• _EXERCISE TASK_: Each entry below is to be written out exactly, and the pictures are to be left out.

※ ※ ※

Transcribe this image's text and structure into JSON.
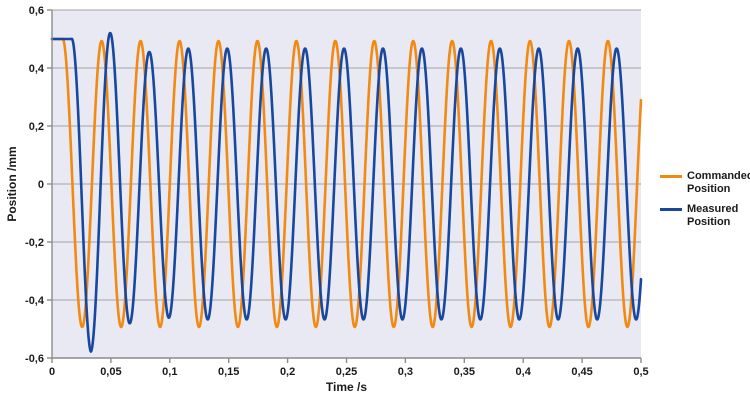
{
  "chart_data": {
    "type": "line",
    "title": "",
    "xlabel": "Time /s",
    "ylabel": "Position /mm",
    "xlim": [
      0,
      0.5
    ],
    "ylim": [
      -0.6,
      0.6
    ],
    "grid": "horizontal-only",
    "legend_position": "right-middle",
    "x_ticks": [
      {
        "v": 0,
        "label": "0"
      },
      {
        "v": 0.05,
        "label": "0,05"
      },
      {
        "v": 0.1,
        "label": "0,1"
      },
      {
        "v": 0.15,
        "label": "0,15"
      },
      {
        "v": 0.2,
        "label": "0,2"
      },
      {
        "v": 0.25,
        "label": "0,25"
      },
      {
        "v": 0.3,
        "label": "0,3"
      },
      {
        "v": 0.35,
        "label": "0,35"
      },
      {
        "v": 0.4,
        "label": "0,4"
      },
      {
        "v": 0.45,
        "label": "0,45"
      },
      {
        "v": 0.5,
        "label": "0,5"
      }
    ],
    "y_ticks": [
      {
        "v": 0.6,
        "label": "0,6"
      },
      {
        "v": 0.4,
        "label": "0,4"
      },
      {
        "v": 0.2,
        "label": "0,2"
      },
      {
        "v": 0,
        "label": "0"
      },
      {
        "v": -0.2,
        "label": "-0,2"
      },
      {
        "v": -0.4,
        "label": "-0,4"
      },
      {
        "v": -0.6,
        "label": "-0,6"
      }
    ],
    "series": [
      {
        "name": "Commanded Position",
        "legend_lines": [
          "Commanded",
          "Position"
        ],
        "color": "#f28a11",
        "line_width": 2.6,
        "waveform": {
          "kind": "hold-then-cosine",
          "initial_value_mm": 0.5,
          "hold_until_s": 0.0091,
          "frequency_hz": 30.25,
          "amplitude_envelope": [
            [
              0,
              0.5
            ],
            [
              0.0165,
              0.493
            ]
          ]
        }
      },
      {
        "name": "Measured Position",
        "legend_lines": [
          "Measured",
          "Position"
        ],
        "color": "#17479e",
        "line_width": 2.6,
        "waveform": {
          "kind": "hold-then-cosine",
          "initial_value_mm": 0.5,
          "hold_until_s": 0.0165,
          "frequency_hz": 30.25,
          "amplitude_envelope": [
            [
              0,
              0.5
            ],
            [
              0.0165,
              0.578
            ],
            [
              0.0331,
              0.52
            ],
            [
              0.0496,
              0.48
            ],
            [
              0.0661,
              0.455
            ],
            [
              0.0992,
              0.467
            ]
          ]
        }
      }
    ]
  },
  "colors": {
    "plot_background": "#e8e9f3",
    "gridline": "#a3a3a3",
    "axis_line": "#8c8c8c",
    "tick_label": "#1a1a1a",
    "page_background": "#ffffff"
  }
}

※ ※ ※

• _EXERCISE RESPONSE_:
Transcribe this image's text and structure into JSON.
{
  "chart_data": {
    "type": "line",
    "title": "",
    "xlabel": "Time /s",
    "ylabel": "Position /mm",
    "xlim": [
      0,
      0.5
    ],
    "ylim": [
      -0.6,
      0.6
    ],
    "grid": "horizontal-only",
    "legend_position": "right-middle",
    "x_ticks": [
      {
        "v": 0,
        "label": "0"
      },
      {
        "v": 0.05,
        "label": "0,05"
      },
      {
        "v": 0.1,
        "label": "0,1"
      },
      {
        "v": 0.15,
        "label": "0,15"
      },
      {
        "v": 0.2,
        "label": "0,2"
      },
      {
        "v": 0.25,
        "label": "0,25"
      },
      {
        "v": 0.3,
        "label": "0,3"
      },
      {
        "v": 0.35,
        "label": "0,35"
      },
      {
        "v": 0.4,
        "label": "0,4"
      },
      {
        "v": 0.45,
        "label": "0,45"
      },
      {
        "v": 0.5,
        "label": "0,5"
      }
    ],
    "y_ticks": [
      {
        "v": 0.6,
        "label": "0,6"
      },
      {
        "v": 0.4,
        "label": "0,4"
      },
      {
        "v": 0.2,
        "label": "0,2"
      },
      {
        "v": 0,
        "label": "0"
      },
      {
        "v": -0.2,
        "label": "-0,2"
      },
      {
        "v": -0.4,
        "label": "-0,4"
      },
      {
        "v": -0.6,
        "label": "-0,6"
      }
    ],
    "series": [
      {
        "name": "Commanded Position",
        "legend_lines": [
          "Commanded",
          "Position"
        ],
        "color": "#f28a11",
        "line_width": 2.6,
        "waveform": {
          "kind": "hold-then-cosine",
          "initial_value_mm": 0.5,
          "hold_until_s": 0.0091,
          "frequency_hz": 30.25,
          "amplitude_envelope": [
            [
              0,
              0.5
            ],
            [
              0.0165,
              0.493
            ]
          ]
        }
      },
      {
        "name": "Measured Position",
        "legend_lines": [
          "Measured",
          "Position"
        ],
        "color": "#17479e",
        "line_width": 2.6,
        "waveform": {
          "kind": "hold-then-cosine",
          "initial_value_mm": 0.5,
          "hold_until_s": 0.0165,
          "frequency_hz": 30.25,
          "amplitude_envelope": [
            [
              0,
              0.5
            ],
            [
              0.0165,
              0.578
            ],
            [
              0.0331,
              0.52
            ],
            [
              0.0496,
              0.48
            ],
            [
              0.0661,
              0.455
            ],
            [
              0.0992,
              0.467
            ]
          ]
        }
      }
    ]
  },
  "colors": {
    "plot_background": "#e8e9f3",
    "gridline": "#a3a3a3",
    "axis_line": "#8c8c8c",
    "tick_label": "#1a1a1a",
    "page_background": "#ffffff"
  }
}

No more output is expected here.